— Begin DATA EXCERPTS —
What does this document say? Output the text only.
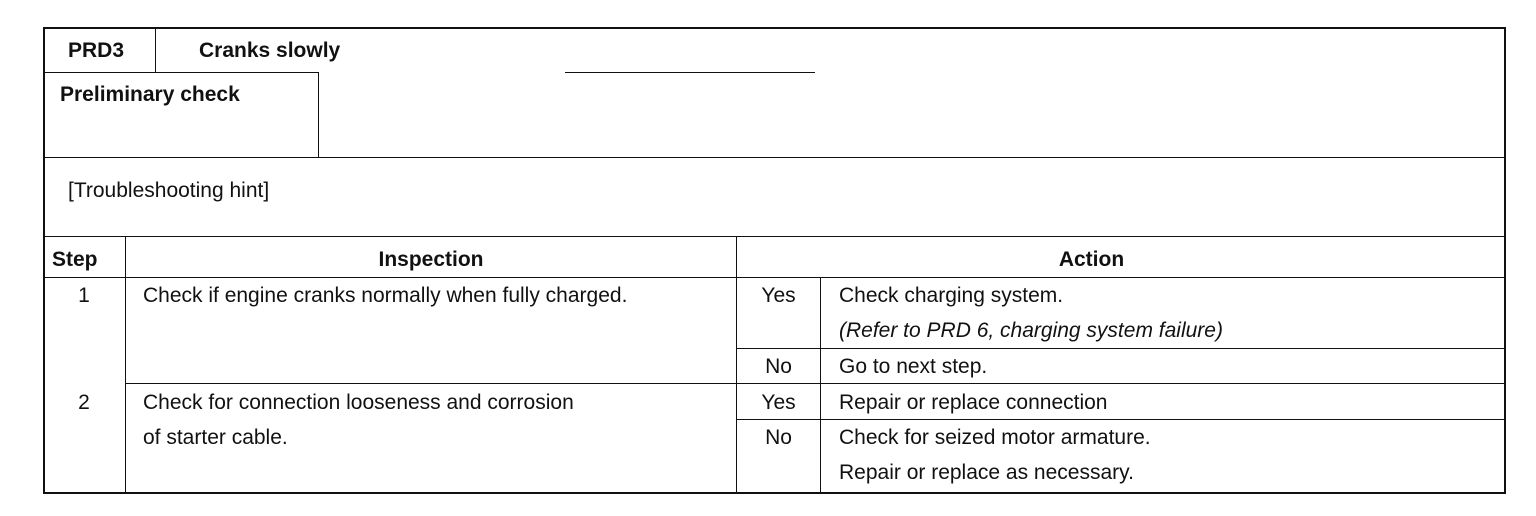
PRD3	Cranks slowly
Preliminary check
[Troubleshooting hint]
Step	Inspection	Action
1	Check if engine cranks normally when fully charged.	Yes	Check charging system.
(Refer to PRD 6, charging system failure)
No	Go to next step.
2	Check for connection looseness and corrosion
of starter cable.
Yes	Repair or replace connection
No	Check for seized motor armature.
Repair or replace as necessary.
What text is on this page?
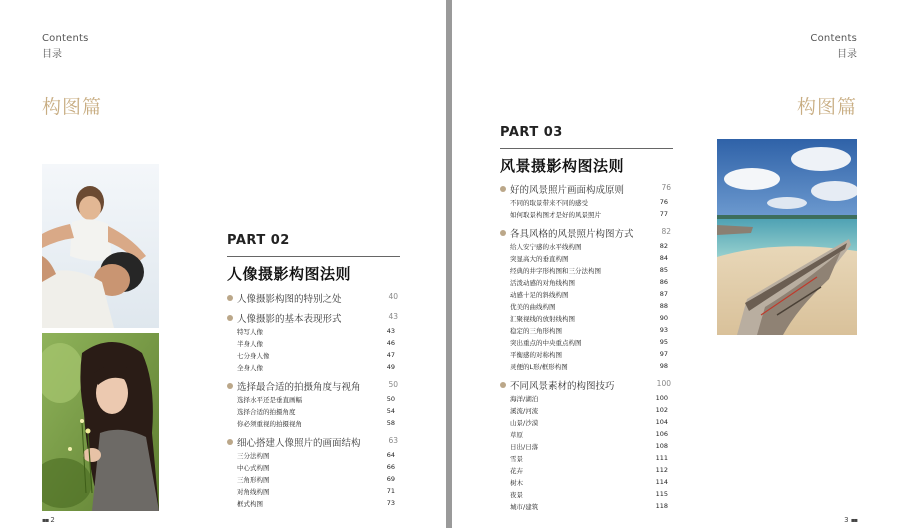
Contents
目录
构图篇
PART 02
人像摄影构图法则
人像摄影构图的特别之处	40
人像摄影的基本表现形式	43
特写人像	43
半身人像	46
七分身人像	47
全身人像	49
选择最合适的拍摄角度与视角	50
选择水平还是垂直画幅	50
选择合适的拍摄角度	54
你必须重视的拍摄视角	58
细心搭建人像照片的画面结构	63
三分法构图	64
中心式构图	66
三角形构图	69
对角线构图	71
框式构图	73
▪▪ 2
Contents
目录
构图篇
PART 03
风景摄影构图法则
好的风景照片画面构成原则	76
不同的取景带来不同的感受	76
如何取景构图才是好的风景照片	77
各具风格的风景照片构图方式	82
给人安宁感的水平线构图	82
突显高大的垂直构图	84
经典的井字形构图和三分法构图	85
活泼动感的对角线构图	86
动感十足的斜线构图	87
优美的曲线构图	88
汇聚视线的放射线构图	90
稳定的三角形构图	93
突出重点的中央重点构图	95
平衡感的对称构图	97
灵便的L形/框形构图	98
不同风景素材的构图技巧	100
海洋/湖泊	100
溪流/河流	102
山景/沙漠	104
草原	106
日出/日落	108
雪景	111
花卉	112
树木	114
夜景	115
城市/建筑	118
3 ▪▪
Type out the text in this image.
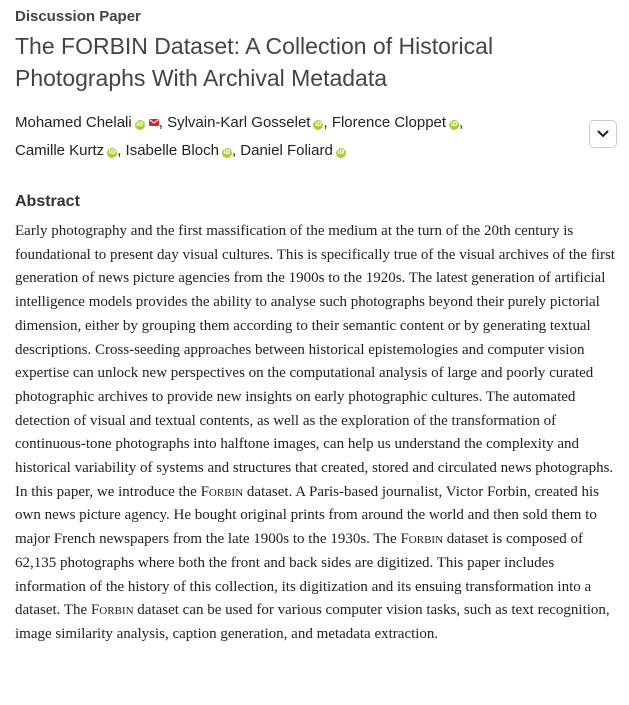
Discussion Paper
The FORBIN Dataset: A Collection of Historical Photographs With Archival Metadata
Mohamed Chelali iD , Sylvain-Karl Gosselet iD, Florence Cloppet iD, Camille Kurtz iD, Isabelle Bloch iD, Daniel Foliard iD
Abstract

Early photography and the first massification of the medium at the turn of the 20th century is foundational to present day visual cultures. This is specifically true of the visual archives of the first generation of news picture agencies from the 1900s to the 1920s. The latest generation of artificial intelligence models provides the ability to analyse such photographs beyond their purely pictorial dimension, either by grouping them according to their semantic content or by generating textual descriptions. Cross-seeding approaches between historical epistemologies and computer vision expertise can unlock new perspectives on the computational analysis of large and poorly curated photographic archives to provide new insights on early photographic cultures. The automated detection of visual and textual contents, as well as the exploration of the transformation of continuous-tone photographs into halftone images, can help us understand the complexity and historical variability of systems and structures that created, stored and circulated news photographs. In this paper, we introduce the Forbin dataset. A Paris-based journalist, Victor Forbin, created his own news picture agency. He bought original prints from around the world and then sold them to major French newspapers from the late 1900s to the 1930s. The Forbin dataset is composed of 62,135 photographs where both the front and back sides are digitized. This paper includes information of the history of this collection, its digitization and its ensuing transformation into a dataset. The Forbin dataset can be used for various computer vision tasks, such as text recognition, image similarity analysis, caption generation, and metadata extraction.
— End DATA EXCERPTS —
:: STATED EXERCISE ::
Pick out all the lines with the word "Repair" in them and copy them.

:: SOLVED PROBLEM ::
Yes	Repair or replace connection
Repair or replace as necessary.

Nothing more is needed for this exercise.